**Brief**
Every record must be repeated exactly, with no omission.

**The input**
= = =

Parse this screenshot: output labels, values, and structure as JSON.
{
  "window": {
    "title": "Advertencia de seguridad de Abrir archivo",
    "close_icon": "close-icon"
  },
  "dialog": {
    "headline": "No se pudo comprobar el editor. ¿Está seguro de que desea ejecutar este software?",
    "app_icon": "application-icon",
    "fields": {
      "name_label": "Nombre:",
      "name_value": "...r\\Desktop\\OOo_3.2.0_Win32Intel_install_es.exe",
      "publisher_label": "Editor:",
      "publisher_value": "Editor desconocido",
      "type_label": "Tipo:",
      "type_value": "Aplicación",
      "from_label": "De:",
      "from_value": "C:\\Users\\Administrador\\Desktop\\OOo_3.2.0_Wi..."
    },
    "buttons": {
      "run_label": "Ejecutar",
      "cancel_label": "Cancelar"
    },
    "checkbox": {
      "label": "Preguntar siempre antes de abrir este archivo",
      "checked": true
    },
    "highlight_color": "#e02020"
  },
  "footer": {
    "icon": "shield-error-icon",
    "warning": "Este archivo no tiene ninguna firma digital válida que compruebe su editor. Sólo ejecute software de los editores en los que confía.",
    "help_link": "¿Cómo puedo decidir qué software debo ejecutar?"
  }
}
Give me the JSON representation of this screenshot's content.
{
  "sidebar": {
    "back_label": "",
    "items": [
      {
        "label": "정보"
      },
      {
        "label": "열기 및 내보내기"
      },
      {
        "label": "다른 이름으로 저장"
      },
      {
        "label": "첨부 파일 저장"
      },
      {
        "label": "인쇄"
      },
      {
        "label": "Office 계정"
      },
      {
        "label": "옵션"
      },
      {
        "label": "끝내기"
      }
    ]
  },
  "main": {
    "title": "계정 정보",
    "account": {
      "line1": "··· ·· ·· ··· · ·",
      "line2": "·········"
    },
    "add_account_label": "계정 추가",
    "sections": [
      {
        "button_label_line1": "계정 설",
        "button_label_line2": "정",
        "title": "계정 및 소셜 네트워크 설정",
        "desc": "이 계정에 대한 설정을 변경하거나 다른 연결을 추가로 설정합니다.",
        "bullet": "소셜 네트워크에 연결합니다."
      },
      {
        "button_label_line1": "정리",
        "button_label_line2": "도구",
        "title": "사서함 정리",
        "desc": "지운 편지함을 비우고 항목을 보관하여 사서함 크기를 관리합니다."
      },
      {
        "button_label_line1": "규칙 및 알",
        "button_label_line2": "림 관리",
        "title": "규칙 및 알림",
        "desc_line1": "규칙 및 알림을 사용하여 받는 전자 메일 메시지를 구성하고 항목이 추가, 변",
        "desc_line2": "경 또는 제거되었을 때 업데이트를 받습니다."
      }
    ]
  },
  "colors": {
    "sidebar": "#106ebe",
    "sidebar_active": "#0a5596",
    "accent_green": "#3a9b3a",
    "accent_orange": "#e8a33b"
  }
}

= = =

**Full response**
Parse this screenshot: output labels, values, and structure as JSON.
{
  "window": {
    "title": "Advertencia de seguridad de Abrir archivo",
    "close_icon": "close-icon"
  },
  "dialog": {
    "headline": "No se pudo comprobar el editor. ¿Está seguro de que desea ejecutar este software?",
    "app_icon": "application-icon",
    "fields": {
      "name_label": "Nombre:",
      "name_value": "...r\\Desktop\\OOo_3.2.0_Win32Intel_install_es.exe",
      "publisher_label": "Editor:",
      "publisher_value": "Editor desconocido",
      "type_label": "Tipo:",
      "type_value": "Aplicación",
      "from_label": "De:",
      "from_value": "C:\\Users\\Administrador\\Desktop\\OOo_3.2.0_Wi..."
    },
    "buttons": {
      "run_label": "Ejecutar",
      "cancel_label": "Cancelar"
    },
    "checkbox": {
      "label": "Preguntar siempre antes de abrir este archivo",
      "checked": true
    },
    "highlight_color": "#e02020"
  },
  "footer": {
    "icon": "shield-error-icon",
    "warning": "Este archivo no tiene ninguna firma digital válida que compruebe su editor. Sólo ejecute software de los editores en los que confía.",
    "help_link": "¿Cómo puedo decidir qué software debo ejecutar?"
  }
}
Give me the JSON representation of this screenshot's content.
{
  "sidebar": {
    "back_label": "",
    "items": [
      {
        "label": "정보"
      },
      {
        "label": "열기 및 내보내기"
      },
      {
        "label": "다른 이름으로 저장"
      },
      {
        "label": "첨부 파일 저장"
      },
      {
        "label": "인쇄"
      },
      {
        "label": "Office 계정"
      },
      {
        "label": "옵션"
      },
      {
        "label": "끝내기"
      }
    ]
  },
  "main": {
    "title": "계정 정보",
    "account": {
      "line1": "··· ·· ·· ··· · ·",
      "line2": "·········"
    },
    "add_account_label": "계정 추가",
    "sections": [
      {
        "button_label_line1": "계정 설",
        "button_label_line2": "정",
        "title": "계정 및 소셜 네트워크 설정",
        "desc": "이 계정에 대한 설정을 변경하거나 다른 연결을 추가로 설정합니다.",
        "bullet": "소셜 네트워크에 연결합니다."
      },
      {
        "button_label_line1": "정리",
        "button_label_line2": "도구",
        "title": "사서함 정리",
        "desc": "지운 편지함을 비우고 항목을 보관하여 사서함 크기를 관리합니다."
      },
      {
        "button_label_line1": "규칙 및 알",
        "button_label_line2": "림 관리",
        "title": "규칙 및 알림",
        "desc_line1": "규칙 및 알림을 사용하여 받는 전자 메일 메시지를 구성하고 항목이 추가, 변",
        "desc_line2": "경 또는 제거되었을 때 업데이트를 받습니다."
      }
    ]
  },
  "colors": {
    "sidebar": "#106ebe",
    "sidebar_active": "#0a5596",
    "accent_green": "#3a9b3a",
    "accent_orange": "#e8a33b"
  }
}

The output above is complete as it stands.